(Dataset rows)
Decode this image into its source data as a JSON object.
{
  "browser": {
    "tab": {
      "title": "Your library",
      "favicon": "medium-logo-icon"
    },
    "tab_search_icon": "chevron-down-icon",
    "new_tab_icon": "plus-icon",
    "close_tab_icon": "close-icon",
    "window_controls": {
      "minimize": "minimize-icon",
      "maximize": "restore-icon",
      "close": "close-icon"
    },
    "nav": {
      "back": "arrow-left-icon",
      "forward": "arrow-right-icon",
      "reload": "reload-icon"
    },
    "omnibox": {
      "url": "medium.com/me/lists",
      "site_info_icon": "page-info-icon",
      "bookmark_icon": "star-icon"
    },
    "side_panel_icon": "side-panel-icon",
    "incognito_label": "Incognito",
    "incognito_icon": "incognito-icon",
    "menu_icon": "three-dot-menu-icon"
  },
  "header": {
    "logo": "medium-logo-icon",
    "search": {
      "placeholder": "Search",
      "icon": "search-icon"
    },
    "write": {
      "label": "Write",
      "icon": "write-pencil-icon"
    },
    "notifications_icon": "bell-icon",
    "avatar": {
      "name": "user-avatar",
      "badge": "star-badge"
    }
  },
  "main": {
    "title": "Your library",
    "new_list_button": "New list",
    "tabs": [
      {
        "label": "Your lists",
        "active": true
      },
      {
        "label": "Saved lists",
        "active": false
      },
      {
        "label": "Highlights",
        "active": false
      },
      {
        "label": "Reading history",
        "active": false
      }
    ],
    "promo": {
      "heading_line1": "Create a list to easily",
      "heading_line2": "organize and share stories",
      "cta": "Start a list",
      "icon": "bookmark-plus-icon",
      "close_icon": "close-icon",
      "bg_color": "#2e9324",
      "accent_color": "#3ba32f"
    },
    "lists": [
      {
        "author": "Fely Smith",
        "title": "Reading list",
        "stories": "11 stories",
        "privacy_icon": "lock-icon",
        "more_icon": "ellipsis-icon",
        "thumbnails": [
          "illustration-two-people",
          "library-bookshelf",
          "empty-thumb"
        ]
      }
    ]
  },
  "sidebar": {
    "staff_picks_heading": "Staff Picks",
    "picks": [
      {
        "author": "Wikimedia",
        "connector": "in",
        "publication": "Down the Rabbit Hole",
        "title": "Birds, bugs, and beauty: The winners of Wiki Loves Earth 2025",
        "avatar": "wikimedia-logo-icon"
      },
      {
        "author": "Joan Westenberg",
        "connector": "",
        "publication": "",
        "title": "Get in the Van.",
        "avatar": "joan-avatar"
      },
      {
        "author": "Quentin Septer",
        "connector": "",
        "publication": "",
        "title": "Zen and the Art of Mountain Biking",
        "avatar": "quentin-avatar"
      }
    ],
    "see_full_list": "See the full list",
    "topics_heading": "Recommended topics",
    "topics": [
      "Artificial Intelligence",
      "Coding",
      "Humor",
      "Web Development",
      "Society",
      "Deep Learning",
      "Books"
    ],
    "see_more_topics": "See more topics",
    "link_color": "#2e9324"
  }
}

# SHORT EXERCISE
Quote the entire listing above exactly.

# CORRECT RESPONSE
Decode this image into its source data as a JSON object.
{
  "browser": {
    "tab": {
      "title": "Your library",
      "favicon": "medium-logo-icon"
    },
    "tab_search_icon": "chevron-down-icon",
    "new_tab_icon": "plus-icon",
    "close_tab_icon": "close-icon",
    "window_controls": {
      "minimize": "minimize-icon",
      "maximize": "restore-icon",
      "close": "close-icon"
    },
    "nav": {
      "back": "arrow-left-icon",
      "forward": "arrow-right-icon",
      "reload": "reload-icon"
    },
    "omnibox": {
      "url": "medium.com/me/lists",
      "site_info_icon": "page-info-icon",
      "bookmark_icon": "star-icon"
    },
    "side_panel_icon": "side-panel-icon",
    "incognito_label": "Incognito",
    "incognito_icon": "incognito-icon",
    "menu_icon": "three-dot-menu-icon"
  },
  "header": {
    "logo": "medium-logo-icon",
    "search": {
      "placeholder": "Search",
      "icon": "search-icon"
    },
    "write": {
      "label": "Write",
      "icon": "write-pencil-icon"
    },
    "notifications_icon": "bell-icon",
    "avatar": {
      "name": "user-avatar",
      "badge": "star-badge"
    }
  },
  "main": {
    "title": "Your library",
    "new_list_button": "New list",
    "tabs": [
      {
        "label": "Your lists",
        "active": true
      },
      {
        "label": "Saved lists",
        "active": false
      },
      {
        "label": "Highlights",
        "active": false
      },
      {
        "label": "Reading history",
        "active": false
      }
    ],
    "promo": {
      "heading_line1": "Create a list to easily",
      "heading_line2": "organize and share stories",
      "cta": "Start a list",
      "icon": "bookmark-plus-icon",
      "close_icon": "close-icon",
      "bg_color": "#2e9324",
      "accent_color": "#3ba32f"
    },
    "lists": [
      {
        "author": "Fely Smith",
        "title": "Reading list",
        "stories": "11 stories",
        "privacy_icon": "lock-icon",
        "more_icon": "ellipsis-icon",
        "thumbnails": [
          "illustration-two-people",
          "library-bookshelf",
          "empty-thumb"
        ]
      }
    ]
  },
  "sidebar": {
    "staff_picks_heading": "Staff Picks",
    "picks": [
      {
        "author": "Wikimedia",
        "connector": "in",
        "publication": "Down the Rabbit Hole",
        "title": "Birds, bugs, and beauty: The winners of Wiki Loves Earth 2025",
        "avatar": "wikimedia-logo-icon"
      },
      {
        "author": "Joan Westenberg",
        "connector": "",
        "publication": "",
        "title": "Get in the Van.",
        "avatar": "joan-avatar"
      },
      {
        "author": "Quentin Septer",
        "connector": "",
        "publication": "",
        "title": "Zen and the Art of Mountain Biking",
        "avatar": "quentin-avatar"
      }
    ],
    "see_full_list": "See the full list",
    "topics_heading": "Recommended topics",
    "topics": [
      "Artificial Intelligence",
      "Coding",
      "Humor",
      "Web Development",
      "Society",
      "Deep Learning",
      "Books"
    ],
    "see_more_topics": "See more topics",
    "link_color": "#2e9324"
  }
}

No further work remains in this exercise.